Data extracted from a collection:
"""

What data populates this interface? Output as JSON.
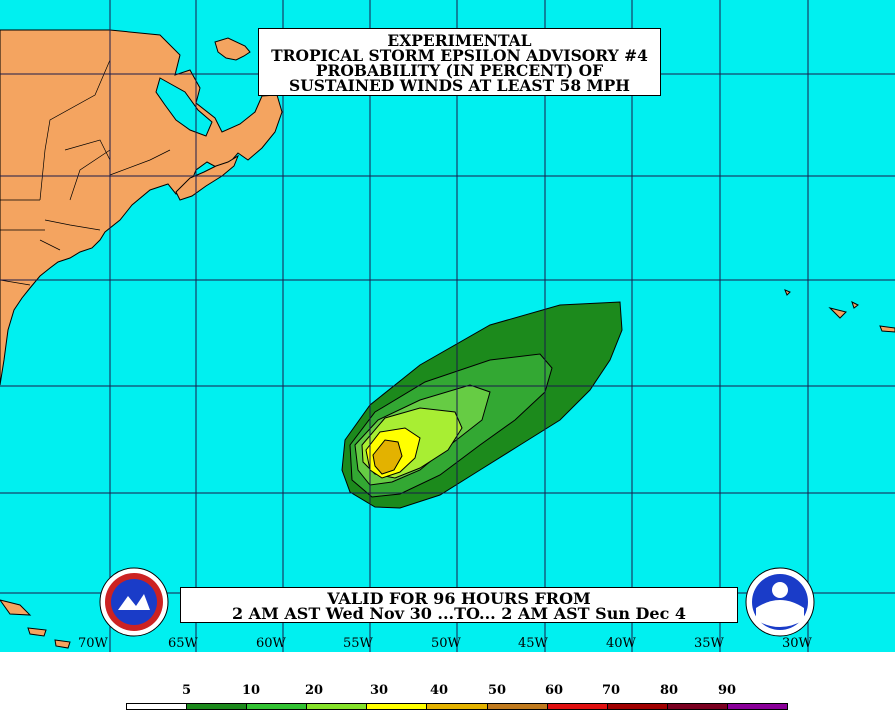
{
  "title": {
    "line1": "EXPERIMENTAL",
    "line2": "TROPICAL STORM EPSILON ADVISORY #4",
    "line3": "PROBABILITY (IN PERCENT) OF",
    "line4": "SUSTAINED WINDS AT LEAST 58 MPH"
  },
  "valid": {
    "line1": "VALID FOR 96 HOURS FROM",
    "line2": "2 AM AST Wed Nov 30 ...TO... 2 AM AST Sun Dec 4"
  },
  "longitude_labels": [
    "70W",
    "65W",
    "60W",
    "55W",
    "50W",
    "45W",
    "40W",
    "35W",
    "30W"
  ],
  "legend": {
    "labels": [
      "5",
      "10",
      "20",
      "30",
      "40",
      "50",
      "60",
      "70",
      "80",
      "90"
    ],
    "colors": [
      "#ffffff",
      "#1c8a1c",
      "#33c233",
      "#86e22a",
      "#ffff00",
      "#e3b200",
      "#c07a1e",
      "#e01010",
      "#a00000",
      "#7a0020",
      "#8a0099"
    ]
  },
  "colors": {
    "ocean": "#00f0f0",
    "land": "#f4a460",
    "grid": "#1a1a4a",
    "prob_5": "#1c8a1c",
    "prob_10": "#33a833",
    "prob_20": "#66cc44",
    "prob_30": "#a8ee33",
    "prob_40": "#ffff00",
    "prob_50": "#e3b200"
  },
  "logos": {
    "left_icon": "nws-logo-icon",
    "right_icon": "noaa-logo-icon"
  }
}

"""

> _GOAL_: Excluding the pictures, restate the records above word for word.

> _FULL RESPONSE_:
What data populates this interface? Output as JSON.
{
  "title": {
    "line1": "EXPERIMENTAL",
    "line2": "TROPICAL STORM EPSILON ADVISORY #4",
    "line3": "PROBABILITY (IN PERCENT) OF",
    "line4": "SUSTAINED WINDS AT LEAST 58 MPH"
  },
  "valid": {
    "line1": "VALID FOR 96 HOURS FROM",
    "line2": "2 AM AST Wed Nov 30 ...TO... 2 AM AST Sun Dec 4"
  },
  "longitude_labels": [
    "70W",
    "65W",
    "60W",
    "55W",
    "50W",
    "45W",
    "40W",
    "35W",
    "30W"
  ],
  "legend": {
    "labels": [
      "5",
      "10",
      "20",
      "30",
      "40",
      "50",
      "60",
      "70",
      "80",
      "90"
    ],
    "colors": [
      "#ffffff",
      "#1c8a1c",
      "#33c233",
      "#86e22a",
      "#ffff00",
      "#e3b200",
      "#c07a1e",
      "#e01010",
      "#a00000",
      "#7a0020",
      "#8a0099"
    ]
  },
  "colors": {
    "ocean": "#00f0f0",
    "land": "#f4a460",
    "grid": "#1a1a4a",
    "prob_5": "#1c8a1c",
    "prob_10": "#33a833",
    "prob_20": "#66cc44",
    "prob_30": "#a8ee33",
    "prob_40": "#ffff00",
    "prob_50": "#e3b200"
  },
  "logos": {
    "left_icon": "nws-logo-icon",
    "right_icon": "noaa-logo-icon"
  }
}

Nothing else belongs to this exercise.